Given records:
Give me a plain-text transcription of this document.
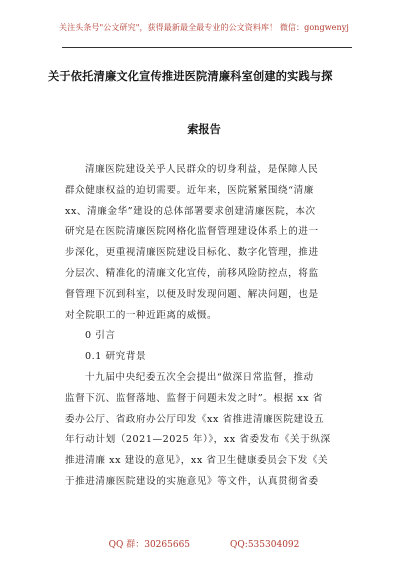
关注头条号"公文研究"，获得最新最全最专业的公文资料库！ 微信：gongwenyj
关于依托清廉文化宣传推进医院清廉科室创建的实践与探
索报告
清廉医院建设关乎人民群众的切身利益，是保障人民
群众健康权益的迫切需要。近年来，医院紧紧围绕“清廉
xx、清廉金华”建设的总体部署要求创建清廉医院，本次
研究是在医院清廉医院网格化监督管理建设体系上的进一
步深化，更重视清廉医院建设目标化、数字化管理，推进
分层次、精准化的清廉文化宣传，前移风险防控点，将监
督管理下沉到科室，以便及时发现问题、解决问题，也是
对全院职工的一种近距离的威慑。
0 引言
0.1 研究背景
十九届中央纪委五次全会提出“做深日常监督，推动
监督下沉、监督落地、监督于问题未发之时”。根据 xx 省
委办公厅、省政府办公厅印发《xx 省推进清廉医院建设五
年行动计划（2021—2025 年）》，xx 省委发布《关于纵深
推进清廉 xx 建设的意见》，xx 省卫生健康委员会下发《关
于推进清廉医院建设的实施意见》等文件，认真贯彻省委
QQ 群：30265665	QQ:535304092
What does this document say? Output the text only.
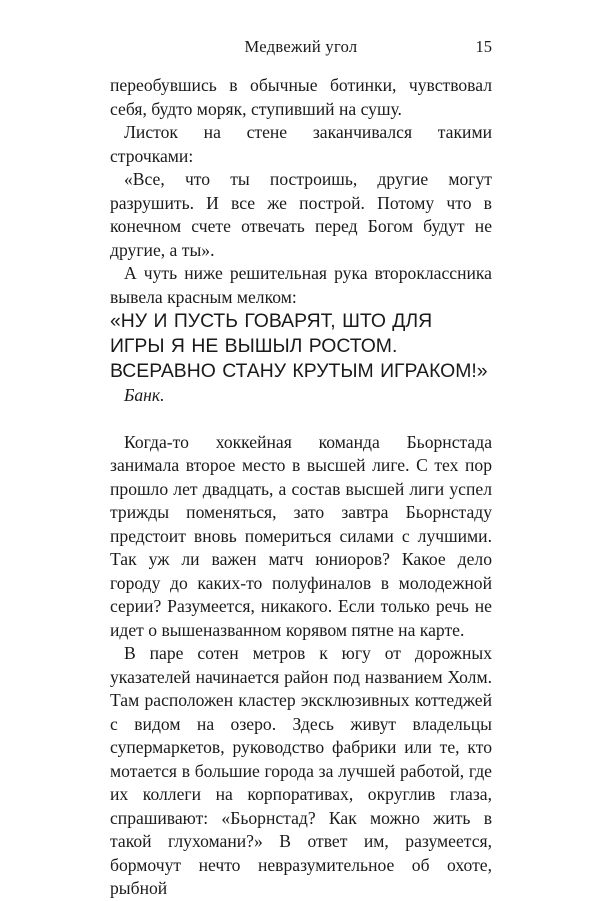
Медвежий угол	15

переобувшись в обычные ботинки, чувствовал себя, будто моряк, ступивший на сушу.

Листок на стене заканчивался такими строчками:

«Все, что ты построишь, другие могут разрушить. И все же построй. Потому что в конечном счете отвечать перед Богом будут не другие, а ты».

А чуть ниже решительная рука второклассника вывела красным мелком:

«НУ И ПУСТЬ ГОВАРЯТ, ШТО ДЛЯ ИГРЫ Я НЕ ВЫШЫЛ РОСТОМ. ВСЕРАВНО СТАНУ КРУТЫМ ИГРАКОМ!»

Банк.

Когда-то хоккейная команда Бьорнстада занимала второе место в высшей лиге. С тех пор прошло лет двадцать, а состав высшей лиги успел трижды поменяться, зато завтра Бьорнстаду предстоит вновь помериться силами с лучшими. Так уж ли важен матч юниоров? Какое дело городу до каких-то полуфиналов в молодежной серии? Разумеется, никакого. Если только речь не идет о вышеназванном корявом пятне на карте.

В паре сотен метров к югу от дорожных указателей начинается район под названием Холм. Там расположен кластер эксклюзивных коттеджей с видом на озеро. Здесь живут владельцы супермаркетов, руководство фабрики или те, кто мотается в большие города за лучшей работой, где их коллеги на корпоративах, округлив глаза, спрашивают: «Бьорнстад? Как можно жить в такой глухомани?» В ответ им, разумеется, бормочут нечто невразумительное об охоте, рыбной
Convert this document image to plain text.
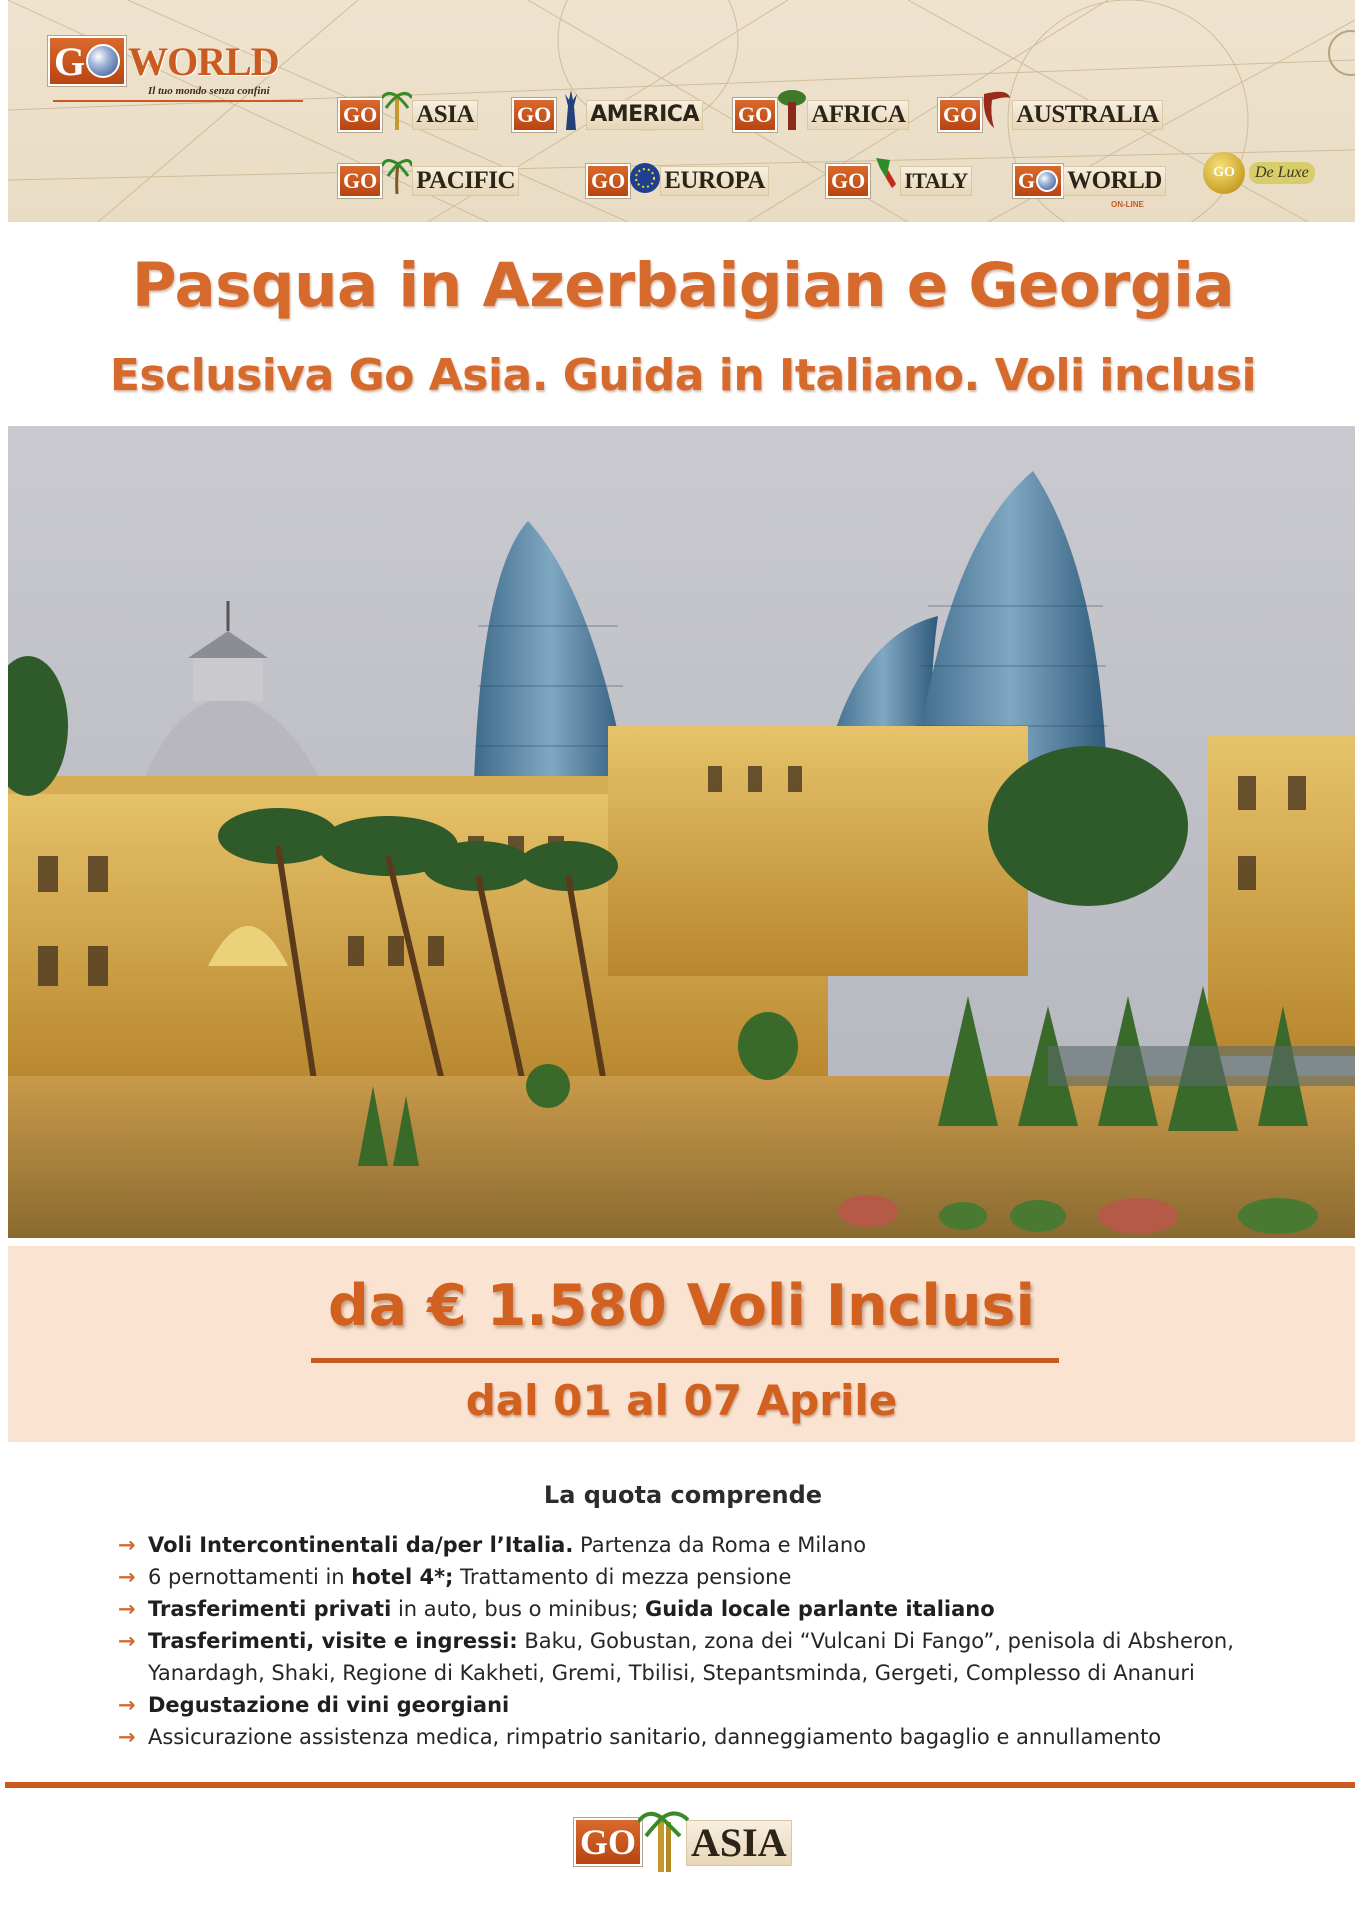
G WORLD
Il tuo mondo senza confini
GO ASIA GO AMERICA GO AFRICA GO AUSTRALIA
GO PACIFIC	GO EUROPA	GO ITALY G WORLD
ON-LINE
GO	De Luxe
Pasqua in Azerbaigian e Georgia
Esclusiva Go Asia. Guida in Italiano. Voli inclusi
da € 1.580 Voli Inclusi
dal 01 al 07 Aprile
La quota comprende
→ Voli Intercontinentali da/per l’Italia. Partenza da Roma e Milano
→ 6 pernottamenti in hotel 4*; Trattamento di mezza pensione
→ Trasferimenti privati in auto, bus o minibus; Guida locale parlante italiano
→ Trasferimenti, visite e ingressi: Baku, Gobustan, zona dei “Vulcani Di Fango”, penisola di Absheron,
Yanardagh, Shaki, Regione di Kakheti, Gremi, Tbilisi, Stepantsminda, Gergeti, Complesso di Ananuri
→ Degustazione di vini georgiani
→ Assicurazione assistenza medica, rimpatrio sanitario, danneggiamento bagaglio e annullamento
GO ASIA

Problem: Without the images, write out each line of the data verbatim.

Problem solution:
Give me a plain-text transcription of this document.
关注头条号"公文研究"，获得最新最全最专业的公文资料库！ 微信：gongwenyj
关于依托清廉文化宣传推进医院清廉科室创建的实践与探
索报告
清廉医院建设关乎人民群众的切身利益，是保障人民
群众健康权益的迫切需要。近年来，医院紧紧围绕“清廉
xx、清廉金华”建设的总体部署要求创建清廉医院，本次
研究是在医院清廉医院网格化监督管理建设体系上的进一
步深化，更重视清廉医院建设目标化、数字化管理，推进
分层次、精准化的清廉文化宣传，前移风险防控点，将监
督管理下沉到科室，以便及时发现问题、解决问题，也是
对全院职工的一种近距离的威慑。
0 引言
0.1 研究背景
十九届中央纪委五次全会提出“做深日常监督，推动
监督下沉、监督落地、监督于问题未发之时”。根据 xx 省
委办公厅、省政府办公厅印发《xx 省推进清廉医院建设五
年行动计划（2021—2025 年）》，xx 省委发布《关于纵深
推进清廉 xx 建设的意见》，xx 省卫生健康委员会下发《关
于推进清廉医院建设的实施意见》等文件，认真贯彻省委
QQ 群：30265665	QQ:535304092
What does this document say? Output the text only.
Медвежий угол	15

переобувшись в обычные ботинки, чувствовал себя, будто моряк, ступивший на сушу.

Листок на стене заканчивался такими строчками:

«Все, что ты построишь, другие могут разрушить. И все же построй. Потому что в конечном счете отвечать перед Богом будут не другие, а ты».

А чуть ниже решительная рука второклассника вывела красным мелком:

«НУ И ПУСТЬ ГОВАРЯТ, ШТО ДЛЯ ИГРЫ Я НЕ ВЫШЫЛ РОСТОМ. ВСЕРАВНО СТАНУ КРУТЫМ ИГРАКОМ!»

Банк.

Когда-то хоккейная команда Бьорнстада занимала второе место в высшей лиге. С тех пор прошло лет двадцать, а состав высшей лиги успел трижды поменяться, зато завтра Бьорнстаду предстоит вновь помериться силами с лучшими. Так уж ли важен матч юниоров? Какое дело городу до каких-то полуфиналов в молодежной серии? Разумеется, никакого. Если только речь не идет о вышеназванном корявом пятне на карте.

В паре сотен метров к югу от дорожных указателей начинается район под названием Холм. Там расположен кластер эксклюзивных коттеджей с видом на озеро. Здесь живут владельцы супермаркетов, руководство фабрики или те, кто мотается в большие города за лучшей работой, где их коллеги на корпоративах, округлив глаза, спрашивают: «Бьорнстад? Как можно жить в такой глухомани?» В ответ им, разумеется, бормочут нечто невразумительное об охоте, рыбной
Convert this document image to plain text.
G WORLD
Il tuo mondo senza confini
GO ASIA GO AMERICA GO AFRICA GO AUSTRALIA
GO PACIFIC	GO EUROPA	GO ITALY G WORLD
ON-LINE
GO	De Luxe
Pasqua in Azerbaigian e Georgia
Esclusiva Go Asia. Guida in Italiano. Voli inclusi
da € 1.580 Voli Inclusi
dal 01 al 07 Aprile
La quota comprende
→ Voli Intercontinentali da/per l’Italia. Partenza da Roma e Milano
→ 6 pernottamenti in hotel 4*; Trattamento di mezza pensione
→ Trasferimenti privati in auto, bus o minibus; Guida locale parlante italiano
→ Trasferimenti, visite e ingressi: Baku, Gobustan, zona dei “Vulcani Di Fango”, penisola di Absheron,
Yanardagh, Shaki, Regione di Kakheti, Gremi, Tbilisi, Stepantsminda, Gergeti, Complesso di Ananuri
→ Degustazione di vini georgiani
→ Assicurazione assistenza medica, rimpatrio sanitario, danneggiamento bagaglio e annullamento
GO ASIA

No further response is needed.